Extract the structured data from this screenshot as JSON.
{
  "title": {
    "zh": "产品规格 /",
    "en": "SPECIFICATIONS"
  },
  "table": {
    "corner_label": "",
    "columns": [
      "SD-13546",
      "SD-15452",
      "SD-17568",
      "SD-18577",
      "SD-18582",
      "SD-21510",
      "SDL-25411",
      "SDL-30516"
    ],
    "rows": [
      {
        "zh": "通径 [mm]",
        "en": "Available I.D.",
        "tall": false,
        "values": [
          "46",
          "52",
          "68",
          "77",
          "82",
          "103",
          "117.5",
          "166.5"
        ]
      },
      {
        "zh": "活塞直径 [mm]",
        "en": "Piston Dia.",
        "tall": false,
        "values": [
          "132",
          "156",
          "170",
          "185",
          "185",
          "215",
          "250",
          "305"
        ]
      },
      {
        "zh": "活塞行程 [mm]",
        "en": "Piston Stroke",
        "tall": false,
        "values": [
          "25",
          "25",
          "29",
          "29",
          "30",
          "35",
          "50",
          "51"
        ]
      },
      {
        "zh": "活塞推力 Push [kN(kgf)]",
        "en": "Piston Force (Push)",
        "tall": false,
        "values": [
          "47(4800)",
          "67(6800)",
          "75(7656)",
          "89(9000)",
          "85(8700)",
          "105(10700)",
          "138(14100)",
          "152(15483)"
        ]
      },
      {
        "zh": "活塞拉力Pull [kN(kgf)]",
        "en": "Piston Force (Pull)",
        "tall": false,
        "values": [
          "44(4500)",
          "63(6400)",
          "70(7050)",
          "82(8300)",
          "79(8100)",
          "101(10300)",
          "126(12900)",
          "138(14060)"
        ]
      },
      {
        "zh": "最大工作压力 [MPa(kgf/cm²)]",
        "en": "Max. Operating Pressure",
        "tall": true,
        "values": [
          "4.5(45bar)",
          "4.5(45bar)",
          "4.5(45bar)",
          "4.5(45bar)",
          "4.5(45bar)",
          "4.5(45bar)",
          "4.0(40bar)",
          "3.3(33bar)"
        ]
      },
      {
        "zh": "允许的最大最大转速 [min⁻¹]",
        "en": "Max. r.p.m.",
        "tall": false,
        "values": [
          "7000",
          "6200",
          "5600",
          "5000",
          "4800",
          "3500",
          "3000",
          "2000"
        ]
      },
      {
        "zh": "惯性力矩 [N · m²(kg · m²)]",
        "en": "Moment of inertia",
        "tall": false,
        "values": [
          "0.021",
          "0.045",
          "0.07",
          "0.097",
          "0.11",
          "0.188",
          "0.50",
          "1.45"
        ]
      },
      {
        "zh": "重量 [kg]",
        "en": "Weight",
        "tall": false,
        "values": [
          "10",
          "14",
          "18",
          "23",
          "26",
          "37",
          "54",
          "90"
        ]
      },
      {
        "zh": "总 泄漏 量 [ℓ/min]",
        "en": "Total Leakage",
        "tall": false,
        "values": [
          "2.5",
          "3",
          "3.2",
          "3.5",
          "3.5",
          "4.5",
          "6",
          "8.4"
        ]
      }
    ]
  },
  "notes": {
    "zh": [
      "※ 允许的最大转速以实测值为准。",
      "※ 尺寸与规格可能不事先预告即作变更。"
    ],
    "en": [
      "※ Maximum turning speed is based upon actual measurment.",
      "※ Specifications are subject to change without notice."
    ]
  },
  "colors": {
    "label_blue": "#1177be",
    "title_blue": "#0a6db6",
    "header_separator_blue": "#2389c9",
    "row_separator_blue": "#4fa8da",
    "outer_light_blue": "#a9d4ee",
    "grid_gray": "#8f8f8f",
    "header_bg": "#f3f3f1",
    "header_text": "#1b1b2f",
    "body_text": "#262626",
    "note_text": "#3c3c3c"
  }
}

========================================

# [What is required]
Each line of the material should be echoed exactly.

# [Exercise answer]
Extract the structured data from this screenshot as JSON.
{
  "title": {
    "zh": "产品规格 /",
    "en": "SPECIFICATIONS"
  },
  "table": {
    "corner_label": "",
    "columns": [
      "SD-13546",
      "SD-15452",
      "SD-17568",
      "SD-18577",
      "SD-18582",
      "SD-21510",
      "SDL-25411",
      "SDL-30516"
    ],
    "rows": [
      {
        "zh": "通径 [mm]",
        "en": "Available I.D.",
        "tall": false,
        "values": [
          "46",
          "52",
          "68",
          "77",
          "82",
          "103",
          "117.5",
          "166.5"
        ]
      },
      {
        "zh": "活塞直径 [mm]",
        "en": "Piston Dia.",
        "tall": false,
        "values": [
          "132",
          "156",
          "170",
          "185",
          "185",
          "215",
          "250",
          "305"
        ]
      },
      {
        "zh": "活塞行程 [mm]",
        "en": "Piston Stroke",
        "tall": false,
        "values": [
          "25",
          "25",
          "29",
          "29",
          "30",
          "35",
          "50",
          "51"
        ]
      },
      {
        "zh": "活塞推力 Push [kN(kgf)]",
        "en": "Piston Force (Push)",
        "tall": false,
        "values": [
          "47(4800)",
          "67(6800)",
          "75(7656)",
          "89(9000)",
          "85(8700)",
          "105(10700)",
          "138(14100)",
          "152(15483)"
        ]
      },
      {
        "zh": "活塞拉力Pull [kN(kgf)]",
        "en": "Piston Force (Pull)",
        "tall": false,
        "values": [
          "44(4500)",
          "63(6400)",
          "70(7050)",
          "82(8300)",
          "79(8100)",
          "101(10300)",
          "126(12900)",
          "138(14060)"
        ]
      },
      {
        "zh": "最大工作压力 [MPa(kgf/cm²)]",
        "en": "Max. Operating Pressure",
        "tall": true,
        "values": [
          "4.5(45bar)",
          "4.5(45bar)",
          "4.5(45bar)",
          "4.5(45bar)",
          "4.5(45bar)",
          "4.5(45bar)",
          "4.0(40bar)",
          "3.3(33bar)"
        ]
      },
      {
        "zh": "允许的最大最大转速 [min⁻¹]",
        "en": "Max. r.p.m.",
        "tall": false,
        "values": [
          "7000",
          "6200",
          "5600",
          "5000",
          "4800",
          "3500",
          "3000",
          "2000"
        ]
      },
      {
        "zh": "惯性力矩 [N · m²(kg · m²)]",
        "en": "Moment of inertia",
        "tall": false,
        "values": [
          "0.021",
          "0.045",
          "0.07",
          "0.097",
          "0.11",
          "0.188",
          "0.50",
          "1.45"
        ]
      },
      {
        "zh": "重量 [kg]",
        "en": "Weight",
        "tall": false,
        "values": [
          "10",
          "14",
          "18",
          "23",
          "26",
          "37",
          "54",
          "90"
        ]
      },
      {
        "zh": "总 泄漏 量 [ℓ/min]",
        "en": "Total Leakage",
        "tall": false,
        "values": [
          "2.5",
          "3",
          "3.2",
          "3.5",
          "3.5",
          "4.5",
          "6",
          "8.4"
        ]
      }
    ]
  },
  "notes": {
    "zh": [
      "※ 允许的最大转速以实测值为准。",
      "※ 尺寸与规格可能不事先预告即作变更。"
    ],
    "en": [
      "※ Maximum turning speed is based upon actual measurment.",
      "※ Specifications are subject to change without notice."
    ]
  },
  "colors": {
    "label_blue": "#1177be",
    "title_blue": "#0a6db6",
    "header_separator_blue": "#2389c9",
    "row_separator_blue": "#4fa8da",
    "outer_light_blue": "#a9d4ee",
    "grid_gray": "#8f8f8f",
    "header_bg": "#f3f3f1",
    "header_text": "#1b1b2f",
    "body_text": "#262626",
    "note_text": "#3c3c3c"
  }
}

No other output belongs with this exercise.